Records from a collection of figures
"""

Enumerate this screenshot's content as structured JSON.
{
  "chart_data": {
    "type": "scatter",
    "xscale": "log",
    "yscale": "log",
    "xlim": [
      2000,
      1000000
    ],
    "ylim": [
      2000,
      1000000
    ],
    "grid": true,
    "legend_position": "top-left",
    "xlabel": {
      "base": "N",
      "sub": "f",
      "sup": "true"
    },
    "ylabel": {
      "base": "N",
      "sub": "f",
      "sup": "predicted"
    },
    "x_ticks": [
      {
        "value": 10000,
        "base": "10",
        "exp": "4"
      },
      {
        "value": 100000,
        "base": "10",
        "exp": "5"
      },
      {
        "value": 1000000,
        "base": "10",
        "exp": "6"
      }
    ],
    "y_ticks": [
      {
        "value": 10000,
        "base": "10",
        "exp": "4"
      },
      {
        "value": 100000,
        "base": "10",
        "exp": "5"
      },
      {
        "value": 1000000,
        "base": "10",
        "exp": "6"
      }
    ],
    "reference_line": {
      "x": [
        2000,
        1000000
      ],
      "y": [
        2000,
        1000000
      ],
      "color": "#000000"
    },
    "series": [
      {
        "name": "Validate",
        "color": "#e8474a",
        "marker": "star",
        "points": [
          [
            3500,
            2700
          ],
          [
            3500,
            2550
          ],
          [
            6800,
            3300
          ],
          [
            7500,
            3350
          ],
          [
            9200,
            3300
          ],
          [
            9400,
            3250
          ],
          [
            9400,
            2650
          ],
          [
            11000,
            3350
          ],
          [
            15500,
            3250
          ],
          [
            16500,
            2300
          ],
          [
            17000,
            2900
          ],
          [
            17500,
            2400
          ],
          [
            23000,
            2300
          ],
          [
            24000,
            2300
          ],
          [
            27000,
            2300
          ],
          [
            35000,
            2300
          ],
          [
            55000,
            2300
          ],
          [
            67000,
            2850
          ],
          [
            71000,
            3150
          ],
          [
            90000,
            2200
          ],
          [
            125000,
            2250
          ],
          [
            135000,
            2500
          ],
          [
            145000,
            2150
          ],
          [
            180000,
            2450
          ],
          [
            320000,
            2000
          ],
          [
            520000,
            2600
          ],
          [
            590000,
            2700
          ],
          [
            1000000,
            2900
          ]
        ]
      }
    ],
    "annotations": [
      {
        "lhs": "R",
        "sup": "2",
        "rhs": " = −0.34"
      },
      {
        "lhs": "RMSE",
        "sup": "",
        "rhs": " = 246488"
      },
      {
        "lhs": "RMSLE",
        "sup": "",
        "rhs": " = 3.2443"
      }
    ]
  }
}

"""

§ EXERCISE DIRECTIONS: Provide an exact reproduction of all the entries shown above.

§ RESULT OF THIS TASK:
Enumerate this screenshot's content as structured JSON.
{
  "chart_data": {
    "type": "scatter",
    "xscale": "log",
    "yscale": "log",
    "xlim": [
      2000,
      1000000
    ],
    "ylim": [
      2000,
      1000000
    ],
    "grid": true,
    "legend_position": "top-left",
    "xlabel": {
      "base": "N",
      "sub": "f",
      "sup": "true"
    },
    "ylabel": {
      "base": "N",
      "sub": "f",
      "sup": "predicted"
    },
    "x_ticks": [
      {
        "value": 10000,
        "base": "10",
        "exp": "4"
      },
      {
        "value": 100000,
        "base": "10",
        "exp": "5"
      },
      {
        "value": 1000000,
        "base": "10",
        "exp": "6"
      }
    ],
    "y_ticks": [
      {
        "value": 10000,
        "base": "10",
        "exp": "4"
      },
      {
        "value": 100000,
        "base": "10",
        "exp": "5"
      },
      {
        "value": 1000000,
        "base": "10",
        "exp": "6"
      }
    ],
    "reference_line": {
      "x": [
        2000,
        1000000
      ],
      "y": [
        2000,
        1000000
      ],
      "color": "#000000"
    },
    "series": [
      {
        "name": "Validate",
        "color": "#e8474a",
        "marker": "star",
        "points": [
          [
            3500,
            2700
          ],
          [
            3500,
            2550
          ],
          [
            6800,
            3300
          ],
          [
            7500,
            3350
          ],
          [
            9200,
            3300
          ],
          [
            9400,
            3250
          ],
          [
            9400,
            2650
          ],
          [
            11000,
            3350
          ],
          [
            15500,
            3250
          ],
          [
            16500,
            2300
          ],
          [
            17000,
            2900
          ],
          [
            17500,
            2400
          ],
          [
            23000,
            2300
          ],
          [
            24000,
            2300
          ],
          [
            27000,
            2300
          ],
          [
            35000,
            2300
          ],
          [
            55000,
            2300
          ],
          [
            67000,
            2850
          ],
          [
            71000,
            3150
          ],
          [
            90000,
            2200
          ],
          [
            125000,
            2250
          ],
          [
            135000,
            2500
          ],
          [
            145000,
            2150
          ],
          [
            180000,
            2450
          ],
          [
            320000,
            2000
          ],
          [
            520000,
            2600
          ],
          [
            590000,
            2700
          ],
          [
            1000000,
            2900
          ]
        ]
      }
    ],
    "annotations": [
      {
        "lhs": "R",
        "sup": "2",
        "rhs": " = −0.34"
      },
      {
        "lhs": "RMSE",
        "sup": "",
        "rhs": " = 246488"
      },
      {
        "lhs": "RMSLE",
        "sup": "",
        "rhs": " = 3.2443"
      }
    ]
  }
}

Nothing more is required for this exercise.